---------- PROVIDED RECORDS ----------

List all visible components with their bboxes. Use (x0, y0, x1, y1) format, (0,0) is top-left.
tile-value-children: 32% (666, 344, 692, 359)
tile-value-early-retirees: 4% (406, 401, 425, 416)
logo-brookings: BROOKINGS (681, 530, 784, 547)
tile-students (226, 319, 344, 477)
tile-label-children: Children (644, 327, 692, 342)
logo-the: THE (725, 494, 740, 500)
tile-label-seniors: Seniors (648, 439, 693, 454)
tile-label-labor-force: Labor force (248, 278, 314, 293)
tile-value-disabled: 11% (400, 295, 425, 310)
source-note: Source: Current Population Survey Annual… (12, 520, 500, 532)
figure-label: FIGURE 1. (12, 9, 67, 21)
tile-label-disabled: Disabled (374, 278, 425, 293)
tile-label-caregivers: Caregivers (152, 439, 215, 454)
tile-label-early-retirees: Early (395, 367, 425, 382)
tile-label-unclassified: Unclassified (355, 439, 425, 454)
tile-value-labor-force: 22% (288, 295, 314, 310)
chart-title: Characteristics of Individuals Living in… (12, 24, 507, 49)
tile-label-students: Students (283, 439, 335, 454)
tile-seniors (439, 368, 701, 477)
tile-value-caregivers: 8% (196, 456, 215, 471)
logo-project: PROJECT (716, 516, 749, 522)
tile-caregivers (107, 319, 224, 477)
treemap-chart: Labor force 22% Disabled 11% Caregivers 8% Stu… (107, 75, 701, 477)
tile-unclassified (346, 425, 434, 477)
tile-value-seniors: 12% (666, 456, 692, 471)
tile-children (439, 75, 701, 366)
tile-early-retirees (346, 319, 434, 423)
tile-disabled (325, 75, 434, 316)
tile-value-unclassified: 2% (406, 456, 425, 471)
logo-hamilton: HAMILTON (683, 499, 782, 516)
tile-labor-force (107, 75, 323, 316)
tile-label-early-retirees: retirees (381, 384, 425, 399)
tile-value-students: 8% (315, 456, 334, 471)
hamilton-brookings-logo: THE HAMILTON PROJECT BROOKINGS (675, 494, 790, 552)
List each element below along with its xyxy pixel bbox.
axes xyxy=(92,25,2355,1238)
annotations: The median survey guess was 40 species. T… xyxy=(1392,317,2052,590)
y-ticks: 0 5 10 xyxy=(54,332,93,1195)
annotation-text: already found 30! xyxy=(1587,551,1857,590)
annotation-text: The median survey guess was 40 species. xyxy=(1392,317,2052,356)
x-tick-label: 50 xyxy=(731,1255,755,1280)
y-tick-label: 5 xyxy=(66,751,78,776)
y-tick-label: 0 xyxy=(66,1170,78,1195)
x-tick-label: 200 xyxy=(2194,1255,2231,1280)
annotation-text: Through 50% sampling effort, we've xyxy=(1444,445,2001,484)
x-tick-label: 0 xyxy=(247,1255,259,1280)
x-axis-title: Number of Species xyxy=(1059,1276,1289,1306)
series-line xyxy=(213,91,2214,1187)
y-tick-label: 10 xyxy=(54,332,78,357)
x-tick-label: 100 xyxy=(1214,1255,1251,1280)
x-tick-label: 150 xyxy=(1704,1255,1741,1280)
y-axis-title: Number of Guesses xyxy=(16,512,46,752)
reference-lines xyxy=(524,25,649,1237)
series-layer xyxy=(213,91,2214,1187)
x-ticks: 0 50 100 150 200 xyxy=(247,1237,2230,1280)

----------

Reproduce verbatim the lines of the entries above, from the very first line through the line containing "tile-label-children: Children (644, 327, 692, 342)", including both ends.

List all visible components with their bboxes. Use (x0, y0, x1, y1) format, (0,0) is top-left.
tile-value-children: 32% (666, 344, 692, 359)
tile-value-early-retirees: 4% (406, 401, 425, 416)
logo-brookings: BROOKINGS (681, 530, 784, 547)
tile-students (226, 319, 344, 477)
tile-label-children: Children (644, 327, 692, 342)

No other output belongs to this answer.